Given instruction
Copy each line of the records that holds the string "Responsible".

_____

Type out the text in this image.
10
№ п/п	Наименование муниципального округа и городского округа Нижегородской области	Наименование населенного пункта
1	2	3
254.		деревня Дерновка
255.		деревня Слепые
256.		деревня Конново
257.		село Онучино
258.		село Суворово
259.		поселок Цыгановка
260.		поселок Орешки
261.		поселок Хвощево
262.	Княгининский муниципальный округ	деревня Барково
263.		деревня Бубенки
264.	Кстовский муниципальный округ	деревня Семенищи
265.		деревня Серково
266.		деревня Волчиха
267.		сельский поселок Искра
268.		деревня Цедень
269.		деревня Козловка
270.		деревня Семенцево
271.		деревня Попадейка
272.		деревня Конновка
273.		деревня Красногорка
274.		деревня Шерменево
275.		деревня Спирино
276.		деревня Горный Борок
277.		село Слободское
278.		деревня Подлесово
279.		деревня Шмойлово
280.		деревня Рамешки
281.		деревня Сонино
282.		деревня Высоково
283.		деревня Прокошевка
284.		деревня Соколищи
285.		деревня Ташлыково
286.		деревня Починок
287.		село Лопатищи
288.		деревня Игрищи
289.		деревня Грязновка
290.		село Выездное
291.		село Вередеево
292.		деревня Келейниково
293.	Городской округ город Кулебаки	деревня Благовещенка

_____

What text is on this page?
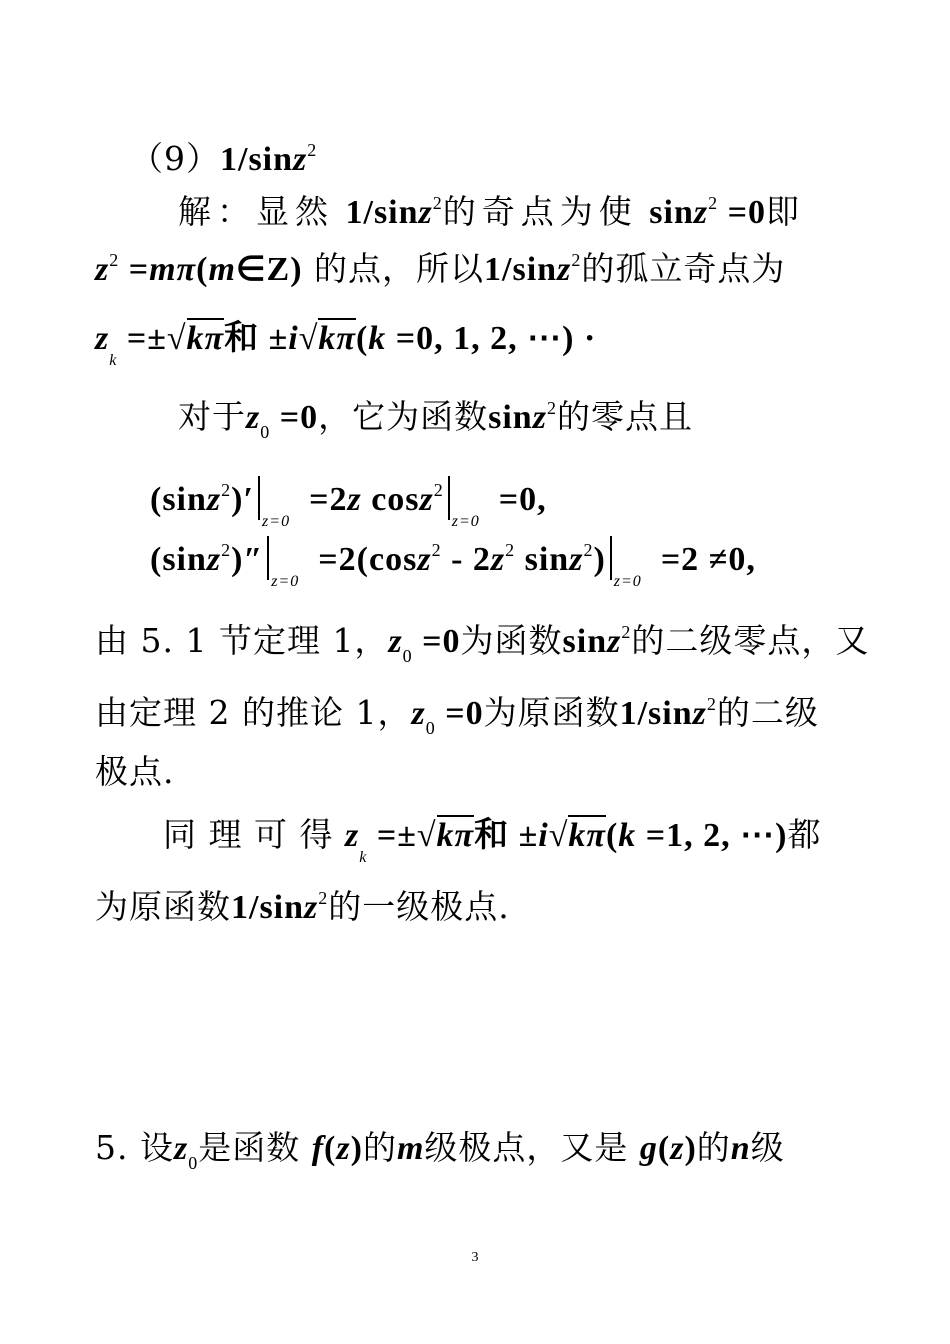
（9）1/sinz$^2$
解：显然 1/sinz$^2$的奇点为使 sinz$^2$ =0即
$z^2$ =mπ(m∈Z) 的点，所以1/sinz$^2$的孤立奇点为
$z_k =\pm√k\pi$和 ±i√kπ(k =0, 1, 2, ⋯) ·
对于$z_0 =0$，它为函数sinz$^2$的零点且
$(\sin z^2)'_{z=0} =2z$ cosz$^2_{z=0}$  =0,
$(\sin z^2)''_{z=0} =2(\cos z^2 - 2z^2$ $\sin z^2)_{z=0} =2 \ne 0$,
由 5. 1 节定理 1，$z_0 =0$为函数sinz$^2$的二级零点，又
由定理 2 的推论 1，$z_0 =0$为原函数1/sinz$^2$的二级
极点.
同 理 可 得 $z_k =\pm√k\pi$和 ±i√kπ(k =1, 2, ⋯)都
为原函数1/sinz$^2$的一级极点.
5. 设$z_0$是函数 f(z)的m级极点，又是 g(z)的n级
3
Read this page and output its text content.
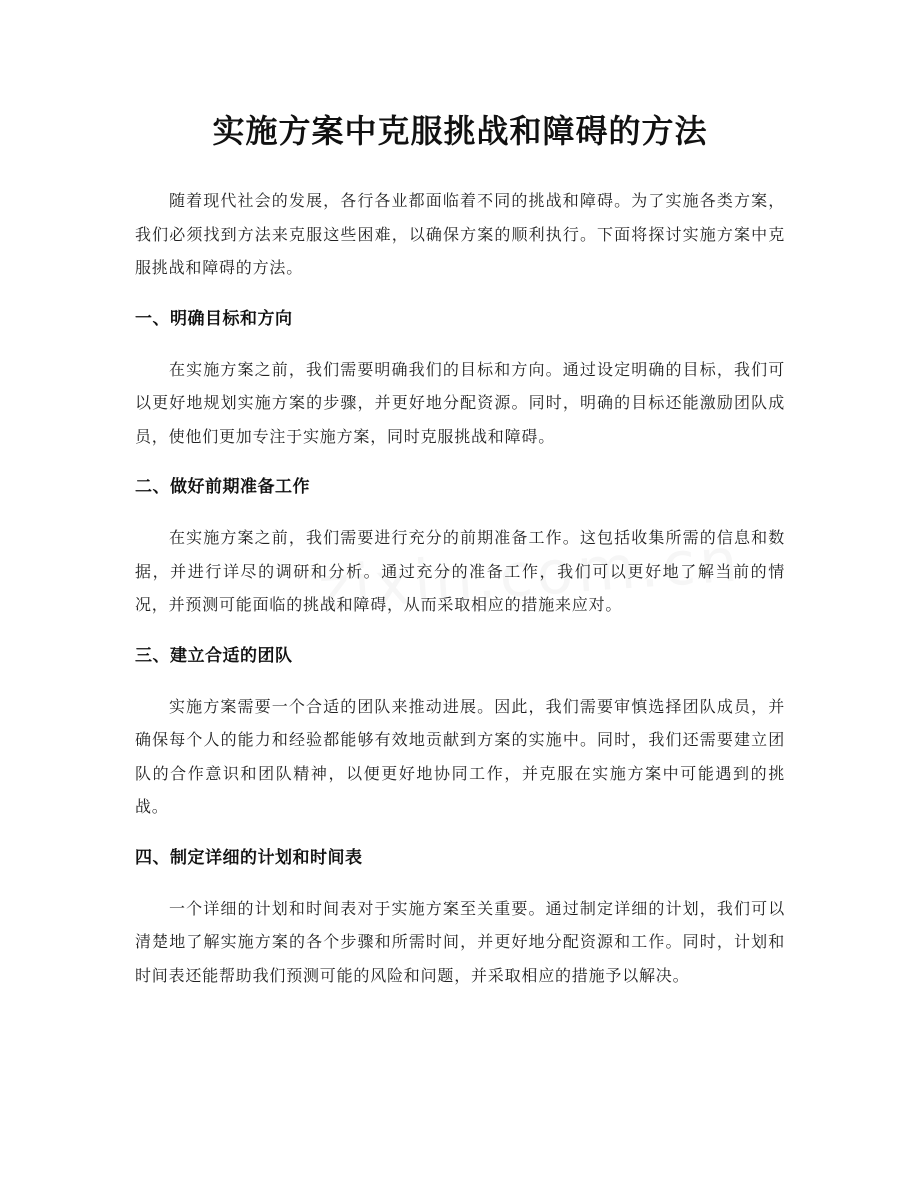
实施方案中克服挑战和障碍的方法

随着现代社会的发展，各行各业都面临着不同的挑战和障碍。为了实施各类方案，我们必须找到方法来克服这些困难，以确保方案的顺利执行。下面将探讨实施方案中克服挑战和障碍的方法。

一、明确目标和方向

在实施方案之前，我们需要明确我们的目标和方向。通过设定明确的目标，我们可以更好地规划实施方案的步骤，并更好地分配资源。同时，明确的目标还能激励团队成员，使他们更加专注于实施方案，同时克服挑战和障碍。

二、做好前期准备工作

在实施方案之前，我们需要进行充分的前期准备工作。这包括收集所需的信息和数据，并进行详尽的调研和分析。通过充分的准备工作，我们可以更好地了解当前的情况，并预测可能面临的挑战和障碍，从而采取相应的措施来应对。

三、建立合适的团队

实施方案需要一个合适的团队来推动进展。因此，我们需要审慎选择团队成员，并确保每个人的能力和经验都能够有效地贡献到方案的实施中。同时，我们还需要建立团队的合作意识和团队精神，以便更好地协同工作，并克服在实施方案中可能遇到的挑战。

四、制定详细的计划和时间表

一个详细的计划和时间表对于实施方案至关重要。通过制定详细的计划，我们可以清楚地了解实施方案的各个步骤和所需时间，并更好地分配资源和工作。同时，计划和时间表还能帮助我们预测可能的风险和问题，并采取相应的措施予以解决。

_____

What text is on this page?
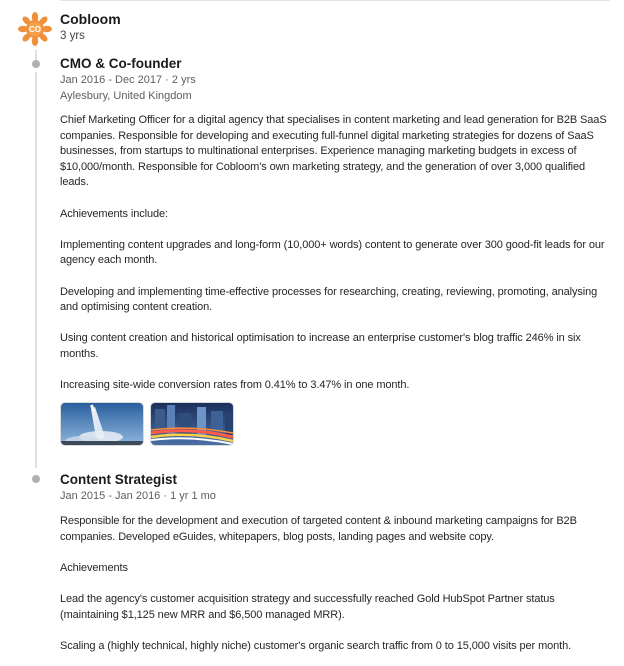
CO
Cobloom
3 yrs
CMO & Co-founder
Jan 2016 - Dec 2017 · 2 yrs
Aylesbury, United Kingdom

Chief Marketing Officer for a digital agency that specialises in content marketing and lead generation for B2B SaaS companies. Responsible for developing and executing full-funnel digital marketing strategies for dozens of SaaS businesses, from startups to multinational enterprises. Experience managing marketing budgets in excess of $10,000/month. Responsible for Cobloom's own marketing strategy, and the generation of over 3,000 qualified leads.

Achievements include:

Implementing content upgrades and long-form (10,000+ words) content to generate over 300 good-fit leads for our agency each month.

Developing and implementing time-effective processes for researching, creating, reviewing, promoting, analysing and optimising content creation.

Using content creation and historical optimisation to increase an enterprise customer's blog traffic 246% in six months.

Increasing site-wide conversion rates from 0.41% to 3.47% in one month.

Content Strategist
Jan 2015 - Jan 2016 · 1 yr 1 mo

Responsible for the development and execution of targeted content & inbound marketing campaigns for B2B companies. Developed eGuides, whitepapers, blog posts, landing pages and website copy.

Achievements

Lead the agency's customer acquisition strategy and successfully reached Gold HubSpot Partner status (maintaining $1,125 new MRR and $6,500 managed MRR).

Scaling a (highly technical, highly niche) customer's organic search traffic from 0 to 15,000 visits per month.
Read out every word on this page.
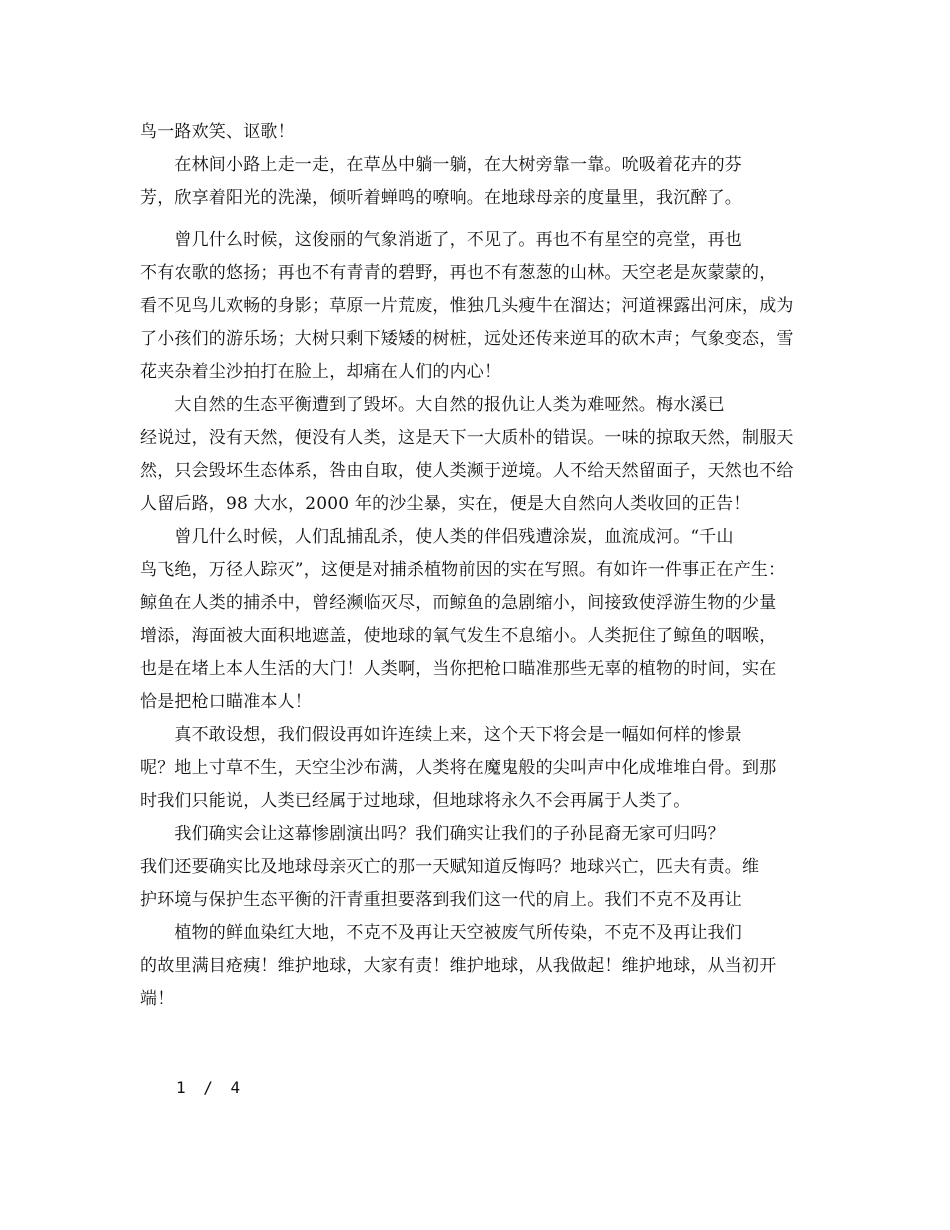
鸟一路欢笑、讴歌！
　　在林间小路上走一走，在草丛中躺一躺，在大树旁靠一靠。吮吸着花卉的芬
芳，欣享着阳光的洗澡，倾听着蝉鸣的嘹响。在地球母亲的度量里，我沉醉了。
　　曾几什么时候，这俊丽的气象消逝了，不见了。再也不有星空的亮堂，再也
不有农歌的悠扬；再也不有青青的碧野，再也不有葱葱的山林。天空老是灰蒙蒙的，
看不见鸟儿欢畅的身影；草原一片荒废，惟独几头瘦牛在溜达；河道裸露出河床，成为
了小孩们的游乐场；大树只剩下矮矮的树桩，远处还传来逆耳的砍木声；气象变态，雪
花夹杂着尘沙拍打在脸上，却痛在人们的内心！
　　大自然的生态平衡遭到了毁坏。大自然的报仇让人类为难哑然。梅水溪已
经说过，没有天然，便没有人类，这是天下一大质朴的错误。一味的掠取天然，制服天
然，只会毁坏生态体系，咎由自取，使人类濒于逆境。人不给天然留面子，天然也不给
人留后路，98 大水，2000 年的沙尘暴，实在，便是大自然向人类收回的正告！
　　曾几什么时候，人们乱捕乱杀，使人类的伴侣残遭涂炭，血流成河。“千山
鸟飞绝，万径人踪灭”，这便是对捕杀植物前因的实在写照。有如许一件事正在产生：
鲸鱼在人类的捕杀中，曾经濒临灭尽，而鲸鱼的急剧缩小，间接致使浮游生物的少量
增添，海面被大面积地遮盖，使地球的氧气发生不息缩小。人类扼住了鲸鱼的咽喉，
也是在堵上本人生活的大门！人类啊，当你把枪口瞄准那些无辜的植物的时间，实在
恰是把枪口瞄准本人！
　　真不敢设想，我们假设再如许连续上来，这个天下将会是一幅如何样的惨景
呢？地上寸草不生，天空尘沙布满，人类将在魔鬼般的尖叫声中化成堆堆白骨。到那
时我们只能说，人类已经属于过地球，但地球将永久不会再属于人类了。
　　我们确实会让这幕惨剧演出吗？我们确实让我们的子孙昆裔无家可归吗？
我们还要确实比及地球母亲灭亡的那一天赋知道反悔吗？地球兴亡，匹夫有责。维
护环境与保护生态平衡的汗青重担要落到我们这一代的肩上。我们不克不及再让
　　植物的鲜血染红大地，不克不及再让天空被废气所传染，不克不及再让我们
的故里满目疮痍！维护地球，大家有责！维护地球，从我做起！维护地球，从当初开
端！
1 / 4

_____

Output below
Chief Marketing Officer for a digital agency that specialises in content marketing and lead generation for B2B SaaS companies. Responsible for developing and executing full-funnel digital marketing strategies for dozens of SaaS businesses, from startups to multinational enterprises. Experience managing marketing budgets in excess of $10,000/month. Responsible for Cobloom's own marketing strategy, and the generation of over 3,000 qualified leads.
Responsible for the development and execution of targeted content & inbound marketing campaigns for B2B companies. Developed eGuides, whitepapers, blog posts, landing pages and website copy.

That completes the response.